Your task is to transcribe all of the data below exactly, omitting the images.
··· Working data
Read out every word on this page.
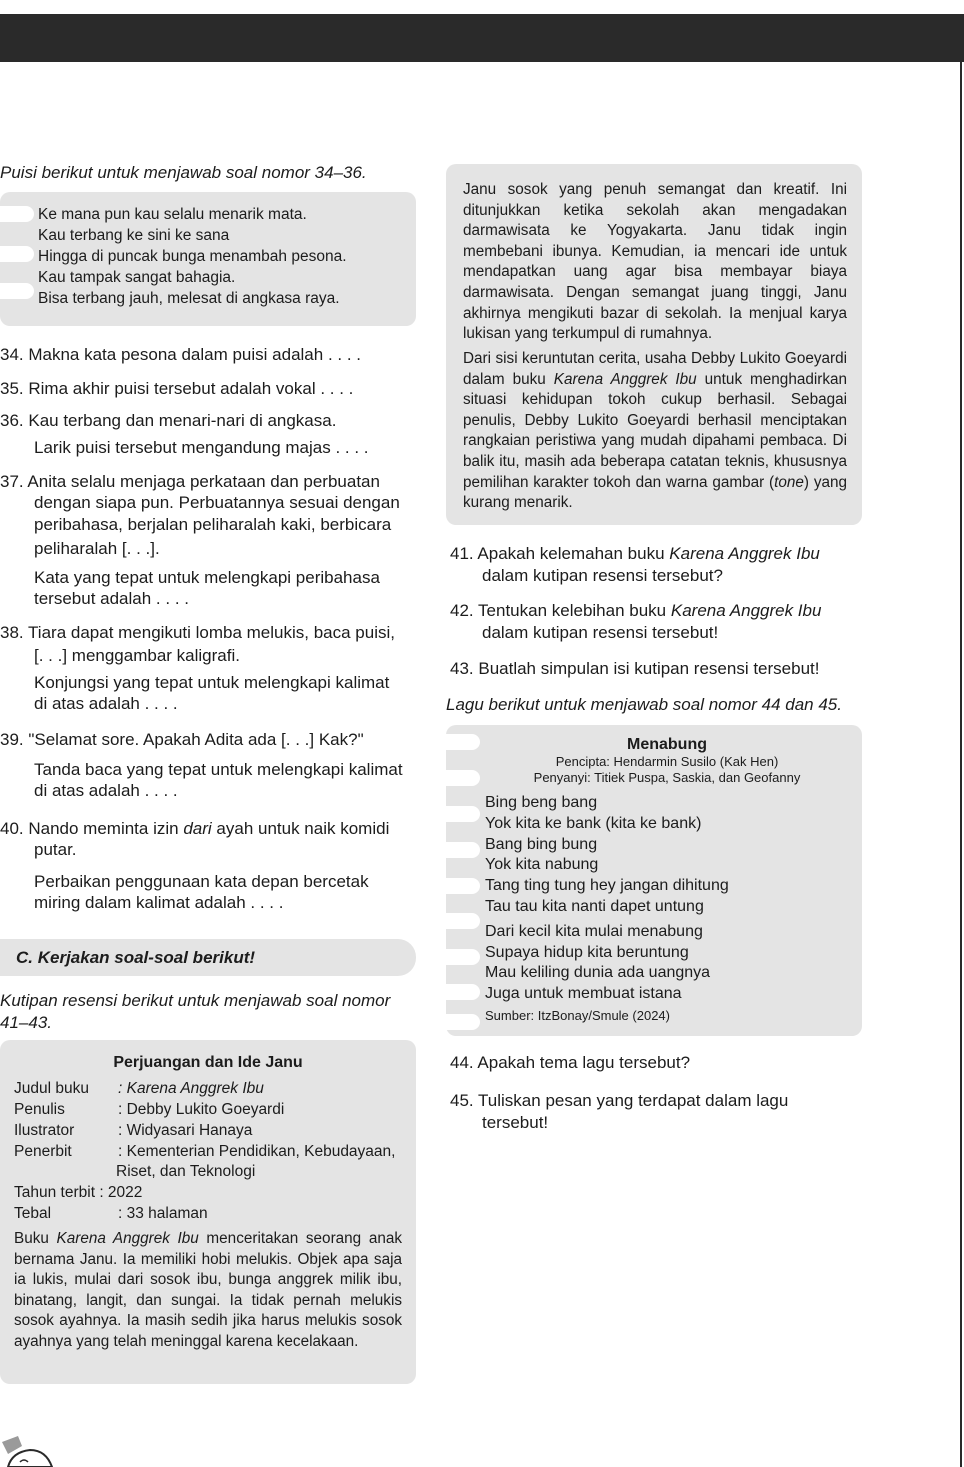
Puisi berikut untuk menjawab soal nomor 34–36.
Ke mana pun kau selalu menarik mata.
Kau terbang ke sini ke sana
Hingga di puncak bunga menambah pesona.
Kau tampak sangat bahagia.
Bisa terbang jauh, melesat di angkasa raya.
34. Makna kata pesona dalam puisi adalah . . . .
35. Rima akhir puisi tersebut adalah vokal . . . .
36. Kau terbang dan menari-nari di angkasa.
Larik puisi tersebut mengandung majas . . . .
37. Anita selalu menjaga perkataan dan perbuatan
dengan siapa pun. Perbuatannya sesuai dengan
peribahasa, berjalan peliharalah kaki, berbicara
peliharalah [. . .].
Kata yang tepat untuk melengkapi peribahasa
tersebut adalah . . . .
38. Tiara dapat mengikuti lomba melukis, baca puisi,
[. . .] menggambar kaligrafi.
Konjungsi yang tepat untuk melengkapi kalimat
di atas adalah . . . .
39. "Selamat sore. Apakah Adita ada [. . .] Kak?"
Tanda baca yang tepat untuk melengkapi kalimat
di atas adalah . . . .
40. Nando meminta izin dari ayah untuk naik komidi
putar.
Perbaikan penggunaan kata depan bercetak
miring dalam kalimat adalah . . . .
C. Kerjakan soal-soal berikut!
Kutipan resensi berikut untuk menjawab soal nomor
41–43.
Perjuangan dan Ide Janu
Judul buku : Karena Anggrek Ibu
Penulis	: Debby Lukito Goeyardi
Ilustrator	: Widyasari Hanaya
Penerbit	: Kementerian Pendidikan, Kebudayaan,
Riset, dan Teknologi
Tahun terbit : 2022
Tebal	: 33 halaman

Buku Karena Anggrek Ibu menceritakan seorang anak bernama Janu. Ia memiliki hobi melukis. Objek apa saja ia lukis, mulai dari sosok ibu, bunga anggrek milik ibu, binatang, langit, dan sungai. Ia tidak pernah melukis sosok ayahnya. Ia masih sedih jika harus melukis sosok ayahnya yang telah meninggal karena kecelakaan.

Janu sosok yang penuh semangat dan kreatif. Ini ditunjukkan ketika sekolah akan mengadakan darmawisata ke Yogyakarta. Janu tidak ingin membebani ibunya. Kemudian, ia mencari ide untuk mendapatkan uang agar bisa membayar biaya darmawisata. Dengan semangat juang tinggi, Janu akhirnya mengikuti bazar di sekolah. Ia menjual karya lukisan yang terkumpul di rumahnya.

Dari sisi keruntutan cerita, usaha Debby Lukito Goeyardi dalam buku Karena Anggrek Ibu untuk menghadirkan situasi kehidupan tokoh cukup berhasil. Sebagai penulis, Debby Lukito Goeyardi berhasil menciptakan rangkaian peristiwa yang mudah dipahami pembaca. Di balik itu, masih ada beberapa catatan teknis, khususnya pemilihan karakter tokoh dan warna gambar (tone) yang kurang menarik.

41. Apakah kelemahan buku Karena Anggrek Ibu
dalam kutipan resensi tersebut?
42. Tentukan kelebihan buku Karena Anggrek Ibu
dalam kutipan resensi tersebut!
43. Buatlah simpulan isi kutipan resensi tersebut!
Lagu berikut untuk menjawab soal nomor 44 dan 45.
Menabung
Pencipta: Hendarmin Susilo (Kak Hen)
Penyanyi: Titiek Puspa, Saskia, dan Geofanny
Bing beng bang
Yok kita ke bank (kita ke bank)
Bang bing bung
Yok kita nabung
Tang ting tung hey jangan dihitung
Tau tau kita nanti dapet untung
Dari kecil kita mulai menabung
Supaya hidup kita beruntung
Mau keliling dunia ada uangnya
Juga untuk membuat istana
Sumber: ItzBonay/Smule (2024)
44. Apakah tema lagu tersebut?
45. Tuliskan pesan yang terdapat dalam lagu
tersebut!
······
* Reply
Read out every word on this page.
Puisi berikut untuk menjawab soal nomor 34–36.
Ke mana pun kau selalu menarik mata.
Kau terbang ke sini ke sana
Hingga di puncak bunga menambah pesona.
Kau tampak sangat bahagia.
Bisa terbang jauh, melesat di angkasa raya.
34. Makna kata pesona dalam puisi adalah . . . .
35. Rima akhir puisi tersebut adalah vokal . . . .
36. Kau terbang dan menari-nari di angkasa.
Larik puisi tersebut mengandung majas . . . .
37. Anita selalu menjaga perkataan dan perbuatan
dengan siapa pun. Perbuatannya sesuai dengan
peribahasa, berjalan peliharalah kaki, berbicara
peliharalah [. . .].
Kata yang tepat untuk melengkapi peribahasa
tersebut adalah . . . .
38. Tiara dapat mengikuti lomba melukis, baca puisi,
[. . .] menggambar kaligrafi.
Konjungsi yang tepat untuk melengkapi kalimat
di atas adalah . . . .
39. "Selamat sore. Apakah Adita ada [. . .] Kak?"
Tanda baca yang tepat untuk melengkapi kalimat
di atas adalah . . . .
40. Nando meminta izin dari ayah untuk naik komidi
putar.
Perbaikan penggunaan kata depan bercetak
miring dalam kalimat adalah . . . .
C. Kerjakan soal-soal berikut!
Kutipan resensi berikut untuk menjawab soal nomor
41–43.
Perjuangan dan Ide Janu
Judul buku : Karena Anggrek Ibu
Penulis	: Debby Lukito Goeyardi
Ilustrator	: Widyasari Hanaya
Penerbit	: Kementerian Pendidikan, Kebudayaan,
Riset, dan Teknologi
Tahun terbit : 2022
Tebal	: 33 halaman

Buku Karena Anggrek Ibu menceritakan seorang anak bernama Janu. Ia memiliki hobi melukis. Objek apa saja ia lukis, mulai dari sosok ibu, bunga anggrek milik ibu, binatang, langit, dan sungai. Ia tidak pernah melukis sosok ayahnya. Ia masih sedih jika harus melukis sosok ayahnya yang telah meninggal karena kecelakaan.

Janu sosok yang penuh semangat dan kreatif. Ini ditunjukkan ketika sekolah akan mengadakan darmawisata ke Yogyakarta. Janu tidak ingin membebani ibunya. Kemudian, ia mencari ide untuk mendapatkan uang agar bisa membayar biaya darmawisata. Dengan semangat juang tinggi, Janu akhirnya mengikuti bazar di sekolah. Ia menjual karya lukisan yang terkumpul di rumahnya.

Dari sisi keruntutan cerita, usaha Debby Lukito Goeyardi dalam buku Karena Anggrek Ibu untuk menghadirkan situasi kehidupan tokoh cukup berhasil. Sebagai penulis, Debby Lukito Goeyardi berhasil menciptakan rangkaian peristiwa yang mudah dipahami pembaca. Di balik itu, masih ada beberapa catatan teknis, khususnya pemilihan karakter tokoh dan warna gambar (tone) yang kurang menarik.

41. Apakah kelemahan buku Karena Anggrek Ibu
dalam kutipan resensi tersebut?
42. Tentukan kelebihan buku Karena Anggrek Ibu
dalam kutipan resensi tersebut!
43. Buatlah simpulan isi kutipan resensi tersebut!
Lagu berikut untuk menjawab soal nomor 44 dan 45.
Menabung
Pencipta: Hendarmin Susilo (Kak Hen)
Penyanyi: Titiek Puspa, Saskia, dan Geofanny
Bing beng bang
Yok kita ke bank (kita ke bank)
Bang bing bung
Yok kita nabung
Tang ting tung hey jangan dihitung
Tau tau kita nanti dapet untung
Dari kecil kita mulai menabung
Supaya hidup kita beruntung
Mau keliling dunia ada uangnya
Juga untuk membuat istana
Sumber: ItzBonay/Smule (2024)
44. Apakah tema lagu tersebut?
45. Tuliskan pesan yang terdapat dalam lagu
tersebut!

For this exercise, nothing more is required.